Astronomers Propose To Build A Liquid Telescope On The Moon

The achievements of astronomy over the last four centuries are intimately linked to the development of innovative instruments. More and more telescopes are peering into the very limits of the universe in its earliest days. Overcoming those limits, however, requires powerful approaches and an old idea is now being proposed again as a revolutionary project.

A team of astronomers have put forward the idea of the Ultimately Large Telescope. As the name suggests, it would truly push the envelope of science and engineering. The telescope would have a primary mirror 100 meters (330 feet) across, larger than the largest planned telescope in the works. To achieve such a size, the mirror would be made of a reflective liquid that's constantly spinning to achieve the correct parabolic shape.

If all this is not enough, the team propose building it on the Moon. Without the effects of Earth’s atmosphere, the telescope would reach a clarity without equal.

The idea was first proposed in 2008 by a team led by Roger Angel at The University of Arizona, a proposal they referred to as the Lunar Liquid-Mirror Telescope (LLMT). In a paper published in The Astrophysical Journal, Anna Schauer and her team have produced new calculations on the power of such an instrument. They think it would allow astronomers to achieve a goal impossible in the near future: to observe the very first stars in the Universe.

“Throughout the history of astronomy, telescopes have become more powerful, allowing us to probe sources from successively earlier cosmic times — ever closer to the Big Bang,” team member Professor Volker Bromm, a theorist who has studied the first stars for decades, said in a statement. “The upcoming James Webb Space Telescope [JWST] will reach the time when galaxies first formed.

"But theory predicts that there was an even earlier time, when galaxies did not yet exist, but where individual stars first formed — the elusive Population III stars. This moment of ‘very first light’ is beyond the capabilities even of the powerful JWST, and instead needs an ‘ultimate’ telescope.”

The telescope would be placed in a crater near the South Pole of the Moon. It would be stationary, always studying the same patch of sky but collecting enough light to pierce the obscurity of the Cosmic Dark Ages and collect the (now) dim light of these distant stars from over 13 billion years ago.

Why waste good money on a fiendishly expensive glass mirror for a huge telescope, when you can have a cheaper, flawless mirror simply by spinning a pool of mercury?

The idea of a liquid mirror is an old one, and some experimental liquid-mirror telescopes have been built. But the potential of the concept for astronomy is only now reaching fruition. The world’s first dedicated astronomical observatory with a liquid-mirror telescope at a top-class observing site is expected to come online in 2009.

* * * * *

* **Stated problem 1**
Answer these questions from the liquid-mirror telescope article:
(a) How wide would the primary mirror of the Ultimately Large Telescope be?
(b) Who led the team that first proposed the idea in 2008?
(c) Where on the Moon would the telescope be placed?
* **Stated problem 2**
Resume the liquid-mirror telescope article at the point where it stops, and carry it on for a few more paragraphs.
The rows that come after this aren't needed for anything here.

[Listings of boxed layout items]

* * * * *

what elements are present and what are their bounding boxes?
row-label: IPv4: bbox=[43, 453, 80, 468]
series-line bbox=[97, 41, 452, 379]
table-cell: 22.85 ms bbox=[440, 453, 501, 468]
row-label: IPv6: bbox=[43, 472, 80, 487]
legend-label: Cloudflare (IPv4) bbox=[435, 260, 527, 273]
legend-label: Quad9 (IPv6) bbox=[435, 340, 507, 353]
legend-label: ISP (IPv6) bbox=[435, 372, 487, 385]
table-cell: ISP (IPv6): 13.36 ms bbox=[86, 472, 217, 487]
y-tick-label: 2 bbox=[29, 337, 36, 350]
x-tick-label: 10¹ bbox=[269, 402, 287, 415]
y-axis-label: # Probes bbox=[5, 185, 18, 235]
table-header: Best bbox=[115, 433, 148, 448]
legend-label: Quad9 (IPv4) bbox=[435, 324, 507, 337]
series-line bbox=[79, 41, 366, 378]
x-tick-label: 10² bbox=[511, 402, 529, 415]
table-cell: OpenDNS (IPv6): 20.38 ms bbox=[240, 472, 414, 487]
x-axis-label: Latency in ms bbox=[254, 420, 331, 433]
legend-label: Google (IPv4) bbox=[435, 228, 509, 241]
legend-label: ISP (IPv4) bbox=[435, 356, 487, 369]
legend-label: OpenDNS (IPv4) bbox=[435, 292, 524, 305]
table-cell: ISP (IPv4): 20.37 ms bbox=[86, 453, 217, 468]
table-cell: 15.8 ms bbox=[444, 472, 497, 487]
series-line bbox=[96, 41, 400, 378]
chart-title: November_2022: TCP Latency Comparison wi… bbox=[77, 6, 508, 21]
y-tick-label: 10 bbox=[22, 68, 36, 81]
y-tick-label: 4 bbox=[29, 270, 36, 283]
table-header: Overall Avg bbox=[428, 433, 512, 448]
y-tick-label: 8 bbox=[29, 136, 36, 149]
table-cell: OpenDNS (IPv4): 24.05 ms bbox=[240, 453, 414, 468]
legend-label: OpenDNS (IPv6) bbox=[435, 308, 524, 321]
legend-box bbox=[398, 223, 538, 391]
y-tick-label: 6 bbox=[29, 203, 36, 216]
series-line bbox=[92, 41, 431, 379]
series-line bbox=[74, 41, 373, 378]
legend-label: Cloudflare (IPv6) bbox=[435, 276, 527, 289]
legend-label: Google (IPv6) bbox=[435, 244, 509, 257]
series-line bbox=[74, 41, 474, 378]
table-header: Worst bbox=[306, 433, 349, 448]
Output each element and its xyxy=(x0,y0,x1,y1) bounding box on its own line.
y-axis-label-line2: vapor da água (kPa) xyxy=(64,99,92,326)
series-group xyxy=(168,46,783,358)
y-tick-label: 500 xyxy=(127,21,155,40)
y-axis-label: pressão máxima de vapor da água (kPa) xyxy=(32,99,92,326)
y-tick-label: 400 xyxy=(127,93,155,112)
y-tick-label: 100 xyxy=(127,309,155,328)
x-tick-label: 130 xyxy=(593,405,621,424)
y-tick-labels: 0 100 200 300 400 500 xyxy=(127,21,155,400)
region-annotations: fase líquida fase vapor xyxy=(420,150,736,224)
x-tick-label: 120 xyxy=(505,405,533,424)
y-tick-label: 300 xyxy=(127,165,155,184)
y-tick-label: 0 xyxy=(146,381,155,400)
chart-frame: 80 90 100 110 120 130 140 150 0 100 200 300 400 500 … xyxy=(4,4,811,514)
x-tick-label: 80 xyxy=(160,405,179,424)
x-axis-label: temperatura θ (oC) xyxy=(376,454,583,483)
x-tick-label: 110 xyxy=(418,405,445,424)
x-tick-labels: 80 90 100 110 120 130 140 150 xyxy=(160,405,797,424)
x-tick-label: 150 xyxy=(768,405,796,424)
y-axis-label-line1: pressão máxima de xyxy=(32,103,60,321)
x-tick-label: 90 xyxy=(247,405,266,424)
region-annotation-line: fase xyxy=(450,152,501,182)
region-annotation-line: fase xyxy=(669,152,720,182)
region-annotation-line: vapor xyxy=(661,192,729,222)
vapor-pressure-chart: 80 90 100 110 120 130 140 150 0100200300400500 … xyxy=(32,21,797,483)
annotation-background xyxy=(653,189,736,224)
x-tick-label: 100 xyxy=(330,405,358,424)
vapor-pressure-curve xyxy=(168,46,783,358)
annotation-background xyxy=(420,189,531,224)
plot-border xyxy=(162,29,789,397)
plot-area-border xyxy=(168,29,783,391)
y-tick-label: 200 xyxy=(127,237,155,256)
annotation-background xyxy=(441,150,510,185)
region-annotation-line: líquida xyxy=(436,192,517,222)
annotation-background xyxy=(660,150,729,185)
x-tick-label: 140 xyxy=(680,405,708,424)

* * * * *

* **Written reply 1**
(a) 100 meters (330 feet) across.
(b) Roger Angel at The University of Arizona.
(c) In a crater near the South Pole of the Moon.

* **Written reply 2**
The International Liquid Mirror Telescope will have a liquid mirror 4 metres wide. With funding from Belgium and Canada, the telescope will scan the skies from a mountaintop site in northern India.

Another group is studying the possibility of constructing a telescope with a liquid mirror twice as wide, and there are even proposals to put a liquid-mirror telescope on the Moon.

What is a liquid-mirror telescope and how does it work?

The concept is simple: spin a pool of liquid and its surface curves into a parabolic shape – by coincidence, exactly the shape needed for a telescope mirror to focus light. Using a reflective liquid like mercury, a telescope mirror can be made quickly and relatively inexpensively.

What are the advantages of a liquid-mirror telescope?

Liquid mirrors are lighter, simpler and much less time-consuming to construct. They can be built for just a tenth of the cost of a conventional glass telescope mirror.

So why haven’t liquid-mirror telescopes already replaced regular telescopes?

The major limitation of liquid-mirror telescopes is that they can only look straight up, so they can only observe what passes directly overhead.

What kind of observations are liquid-mirror telescopes suited for?

They are ideal for sky surveys. For example, an 8-metre telescope at the right location could observe 1 billion galaxies, just by staring at the strip of sky that passes overhead. It would also detect large numbers of supernovae, which would allow astronomers to better determine the properties of dark energy – the baffling effect that makes the expansion of the universe accelerate.

What liquid-mirror telescopes are being planned?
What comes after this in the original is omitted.